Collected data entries
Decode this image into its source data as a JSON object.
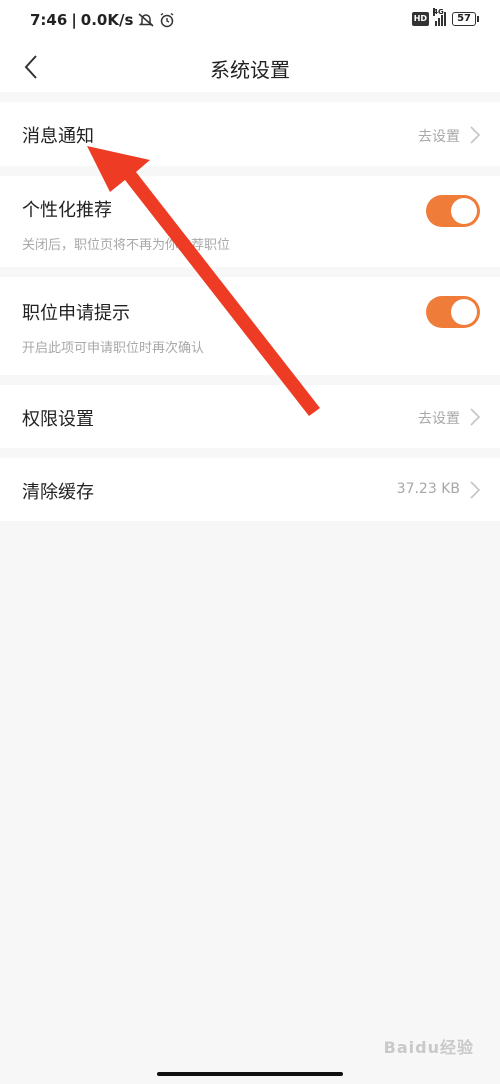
{
  "statusbar": {
    "time": "7:46",
    "speed": "0.0K/s",
    "hd": "HD",
    "network": "4G",
    "battery": "57"
  },
  "header": {
    "title": "系统设置"
  },
  "settings": {
    "notifications": {
      "label": "消息通知",
      "action": "去设置"
    },
    "personalized": {
      "label": "个性化推荐",
      "description": "关闭后，职位页将不再为你推荐职位",
      "enabled": true
    },
    "apply_prompt": {
      "label": "职位申请提示",
      "description": "开启此项可申请职位时再次确认",
      "enabled": true
    },
    "permissions": {
      "label": "权限设置",
      "action": "去设置"
    },
    "cache": {
      "label": "清除缓存",
      "value": "37.23 KB"
    }
  },
  "watermark": "Baidu经验",
  "colors": {
    "accent": "#f07c3a",
    "annotation_arrow": "#ee3b24"
  }
}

Prompt
Your task is to return the entries above exactly, with no pictures.

Output
Decode this image into its source data as a JSON object.
{
  "statusbar": {
    "time": "7:46",
    "speed": "0.0K/s",
    "hd": "HD",
    "network": "4G",
    "battery": "57"
  },
  "header": {
    "title": "系统设置"
  },
  "settings": {
    "notifications": {
      "label": "消息通知",
      "action": "去设置"
    },
    "personalized": {
      "label": "个性化推荐",
      "description": "关闭后，职位页将不再为你推荐职位",
      "enabled": true
    },
    "apply_prompt": {
      "label": "职位申请提示",
      "description": "开启此项可申请职位时再次确认",
      "enabled": true
    },
    "permissions": {
      "label": "权限设置",
      "action": "去设置"
    },
    "cache": {
      "label": "清除缓存",
      "value": "37.23 KB"
    }
  },
  "watermark": "Baidu经验",
  "colors": {
    "accent": "#f07c3a",
    "annotation_arrow": "#ee3b24"
  }
}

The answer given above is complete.